===== MATERIAL FOR THE TASK
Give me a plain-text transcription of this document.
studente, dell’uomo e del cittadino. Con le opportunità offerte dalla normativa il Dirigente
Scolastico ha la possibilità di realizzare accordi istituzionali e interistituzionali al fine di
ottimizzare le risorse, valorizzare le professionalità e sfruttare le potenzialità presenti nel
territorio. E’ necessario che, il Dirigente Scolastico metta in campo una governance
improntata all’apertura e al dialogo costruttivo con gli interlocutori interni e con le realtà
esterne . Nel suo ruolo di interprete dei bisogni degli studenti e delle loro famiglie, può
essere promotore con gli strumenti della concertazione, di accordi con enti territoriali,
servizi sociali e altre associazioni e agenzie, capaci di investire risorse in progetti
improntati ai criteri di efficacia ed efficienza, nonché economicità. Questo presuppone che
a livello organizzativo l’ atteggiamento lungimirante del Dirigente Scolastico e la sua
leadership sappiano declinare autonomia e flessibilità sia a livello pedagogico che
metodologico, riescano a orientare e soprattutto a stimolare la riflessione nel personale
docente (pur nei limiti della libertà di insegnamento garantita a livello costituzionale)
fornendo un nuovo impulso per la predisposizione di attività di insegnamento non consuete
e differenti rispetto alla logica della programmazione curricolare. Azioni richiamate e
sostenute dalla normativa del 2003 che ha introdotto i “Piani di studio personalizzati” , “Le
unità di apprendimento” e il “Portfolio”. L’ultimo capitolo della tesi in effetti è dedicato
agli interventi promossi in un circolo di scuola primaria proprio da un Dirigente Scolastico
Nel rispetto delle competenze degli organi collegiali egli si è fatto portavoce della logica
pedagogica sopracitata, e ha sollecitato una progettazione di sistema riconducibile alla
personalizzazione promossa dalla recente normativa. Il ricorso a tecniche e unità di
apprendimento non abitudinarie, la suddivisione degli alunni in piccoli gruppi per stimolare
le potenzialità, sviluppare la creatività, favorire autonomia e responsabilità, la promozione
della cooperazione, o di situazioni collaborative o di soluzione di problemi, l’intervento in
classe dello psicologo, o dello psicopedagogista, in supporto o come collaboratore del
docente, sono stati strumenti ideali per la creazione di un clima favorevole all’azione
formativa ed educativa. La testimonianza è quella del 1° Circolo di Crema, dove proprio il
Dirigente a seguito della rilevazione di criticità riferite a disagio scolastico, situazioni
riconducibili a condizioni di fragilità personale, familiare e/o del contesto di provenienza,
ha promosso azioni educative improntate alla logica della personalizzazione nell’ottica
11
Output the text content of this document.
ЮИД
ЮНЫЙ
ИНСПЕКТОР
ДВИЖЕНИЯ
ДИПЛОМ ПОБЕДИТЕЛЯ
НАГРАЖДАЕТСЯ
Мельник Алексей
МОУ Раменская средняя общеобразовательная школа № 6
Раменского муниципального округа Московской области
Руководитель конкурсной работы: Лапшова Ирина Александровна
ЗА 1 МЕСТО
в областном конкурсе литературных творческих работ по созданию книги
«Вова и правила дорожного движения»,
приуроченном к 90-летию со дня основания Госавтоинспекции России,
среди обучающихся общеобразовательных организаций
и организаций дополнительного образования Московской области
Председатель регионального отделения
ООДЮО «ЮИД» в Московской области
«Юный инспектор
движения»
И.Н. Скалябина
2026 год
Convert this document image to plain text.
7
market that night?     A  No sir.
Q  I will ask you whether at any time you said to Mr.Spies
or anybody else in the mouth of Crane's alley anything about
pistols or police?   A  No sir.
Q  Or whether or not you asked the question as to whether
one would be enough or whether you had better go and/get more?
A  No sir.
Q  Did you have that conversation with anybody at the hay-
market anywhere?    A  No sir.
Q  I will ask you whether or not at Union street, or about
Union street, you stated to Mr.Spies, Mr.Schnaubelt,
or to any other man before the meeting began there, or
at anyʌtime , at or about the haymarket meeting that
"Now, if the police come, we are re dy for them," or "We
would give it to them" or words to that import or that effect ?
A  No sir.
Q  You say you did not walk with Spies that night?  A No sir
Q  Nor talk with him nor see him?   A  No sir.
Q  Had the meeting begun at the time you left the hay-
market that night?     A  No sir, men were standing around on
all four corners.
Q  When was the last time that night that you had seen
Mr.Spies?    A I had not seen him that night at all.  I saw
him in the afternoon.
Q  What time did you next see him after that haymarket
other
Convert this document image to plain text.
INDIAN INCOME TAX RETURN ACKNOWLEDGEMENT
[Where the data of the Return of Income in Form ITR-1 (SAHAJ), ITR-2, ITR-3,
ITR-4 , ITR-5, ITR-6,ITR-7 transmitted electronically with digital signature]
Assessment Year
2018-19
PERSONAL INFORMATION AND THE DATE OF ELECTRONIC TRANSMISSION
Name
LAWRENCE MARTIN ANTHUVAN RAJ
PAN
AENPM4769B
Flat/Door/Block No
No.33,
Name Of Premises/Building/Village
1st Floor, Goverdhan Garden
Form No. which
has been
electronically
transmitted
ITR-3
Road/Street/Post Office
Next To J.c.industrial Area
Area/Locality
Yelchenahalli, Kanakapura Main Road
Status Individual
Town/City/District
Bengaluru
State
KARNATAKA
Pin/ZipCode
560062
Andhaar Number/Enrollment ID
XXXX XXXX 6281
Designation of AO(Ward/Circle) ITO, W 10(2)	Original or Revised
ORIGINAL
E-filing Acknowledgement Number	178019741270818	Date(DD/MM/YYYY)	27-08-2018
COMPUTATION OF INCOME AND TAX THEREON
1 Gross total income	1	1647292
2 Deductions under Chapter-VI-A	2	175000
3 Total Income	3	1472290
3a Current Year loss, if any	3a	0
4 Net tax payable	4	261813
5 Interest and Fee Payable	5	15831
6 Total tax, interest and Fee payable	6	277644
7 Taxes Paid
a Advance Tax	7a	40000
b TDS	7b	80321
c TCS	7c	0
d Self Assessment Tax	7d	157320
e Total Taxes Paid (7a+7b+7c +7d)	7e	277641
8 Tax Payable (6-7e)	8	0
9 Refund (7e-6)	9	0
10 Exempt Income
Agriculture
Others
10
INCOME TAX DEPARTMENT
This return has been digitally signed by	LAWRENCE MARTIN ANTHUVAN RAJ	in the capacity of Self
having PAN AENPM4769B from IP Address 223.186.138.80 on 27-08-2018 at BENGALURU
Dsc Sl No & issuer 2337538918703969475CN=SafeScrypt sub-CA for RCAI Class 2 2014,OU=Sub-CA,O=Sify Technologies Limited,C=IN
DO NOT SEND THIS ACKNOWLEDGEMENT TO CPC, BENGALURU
==========
* **SHORT PROBLEM**: Copy out every line from the material above in which the word "meeting" appears.

* **COMPLETE OUTPUT**:
or to any other man before the meeting began there, or
at anyʌtime , at or about the haymarket meeting that
Q  Had the meeting begun at the time you left the hay-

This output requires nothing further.